[Stored data entries]
"""

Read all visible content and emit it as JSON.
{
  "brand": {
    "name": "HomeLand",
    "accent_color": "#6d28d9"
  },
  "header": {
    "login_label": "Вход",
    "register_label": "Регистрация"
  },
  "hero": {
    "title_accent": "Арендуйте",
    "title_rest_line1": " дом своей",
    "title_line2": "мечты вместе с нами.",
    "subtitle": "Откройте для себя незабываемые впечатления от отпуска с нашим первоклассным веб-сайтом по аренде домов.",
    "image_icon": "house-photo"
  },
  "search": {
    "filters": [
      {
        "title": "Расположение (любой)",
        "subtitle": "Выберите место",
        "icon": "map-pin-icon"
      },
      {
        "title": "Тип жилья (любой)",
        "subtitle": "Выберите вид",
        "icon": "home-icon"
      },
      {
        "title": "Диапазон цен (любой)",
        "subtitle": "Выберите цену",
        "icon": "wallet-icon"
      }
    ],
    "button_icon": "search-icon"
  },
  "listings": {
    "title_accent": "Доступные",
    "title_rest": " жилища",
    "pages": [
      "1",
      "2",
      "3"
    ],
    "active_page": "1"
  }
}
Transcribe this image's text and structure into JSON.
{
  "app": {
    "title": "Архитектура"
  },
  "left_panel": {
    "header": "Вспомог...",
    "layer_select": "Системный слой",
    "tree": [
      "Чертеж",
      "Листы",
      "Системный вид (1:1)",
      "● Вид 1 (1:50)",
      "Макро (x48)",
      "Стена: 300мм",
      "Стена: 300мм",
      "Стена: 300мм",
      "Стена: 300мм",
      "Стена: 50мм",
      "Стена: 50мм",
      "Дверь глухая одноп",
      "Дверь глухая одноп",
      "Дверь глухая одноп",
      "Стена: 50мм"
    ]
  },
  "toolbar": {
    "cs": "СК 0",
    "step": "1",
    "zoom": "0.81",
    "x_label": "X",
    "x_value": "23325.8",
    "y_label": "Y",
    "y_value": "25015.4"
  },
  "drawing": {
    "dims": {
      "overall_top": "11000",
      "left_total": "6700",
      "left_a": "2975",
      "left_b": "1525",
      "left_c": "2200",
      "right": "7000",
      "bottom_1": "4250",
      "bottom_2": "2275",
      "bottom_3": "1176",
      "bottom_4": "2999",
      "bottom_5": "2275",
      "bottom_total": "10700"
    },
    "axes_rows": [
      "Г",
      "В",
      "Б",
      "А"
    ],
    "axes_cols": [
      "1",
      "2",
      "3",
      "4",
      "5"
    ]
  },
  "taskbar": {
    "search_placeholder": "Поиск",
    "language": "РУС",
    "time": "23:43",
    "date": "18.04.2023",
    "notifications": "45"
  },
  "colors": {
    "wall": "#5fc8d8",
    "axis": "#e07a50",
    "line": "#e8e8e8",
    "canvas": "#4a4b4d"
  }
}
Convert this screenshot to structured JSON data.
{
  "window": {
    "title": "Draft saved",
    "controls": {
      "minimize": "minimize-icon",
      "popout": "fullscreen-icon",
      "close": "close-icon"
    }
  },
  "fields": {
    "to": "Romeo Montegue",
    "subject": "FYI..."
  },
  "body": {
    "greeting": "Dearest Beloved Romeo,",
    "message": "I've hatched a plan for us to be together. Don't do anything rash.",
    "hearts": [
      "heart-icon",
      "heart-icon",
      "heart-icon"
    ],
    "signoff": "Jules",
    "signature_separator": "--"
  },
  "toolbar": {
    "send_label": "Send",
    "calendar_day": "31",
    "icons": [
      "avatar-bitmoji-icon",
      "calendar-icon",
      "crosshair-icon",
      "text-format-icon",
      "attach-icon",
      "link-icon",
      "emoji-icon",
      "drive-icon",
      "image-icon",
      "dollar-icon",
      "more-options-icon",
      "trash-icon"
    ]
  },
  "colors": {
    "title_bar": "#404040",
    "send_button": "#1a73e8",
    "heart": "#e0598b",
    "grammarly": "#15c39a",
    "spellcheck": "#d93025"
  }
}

"""

Objective >> Track down all lines above with the string "text" and copy them.

Written reply >>
Transcribe this image's text and structure into JSON.
      "text-format-icon",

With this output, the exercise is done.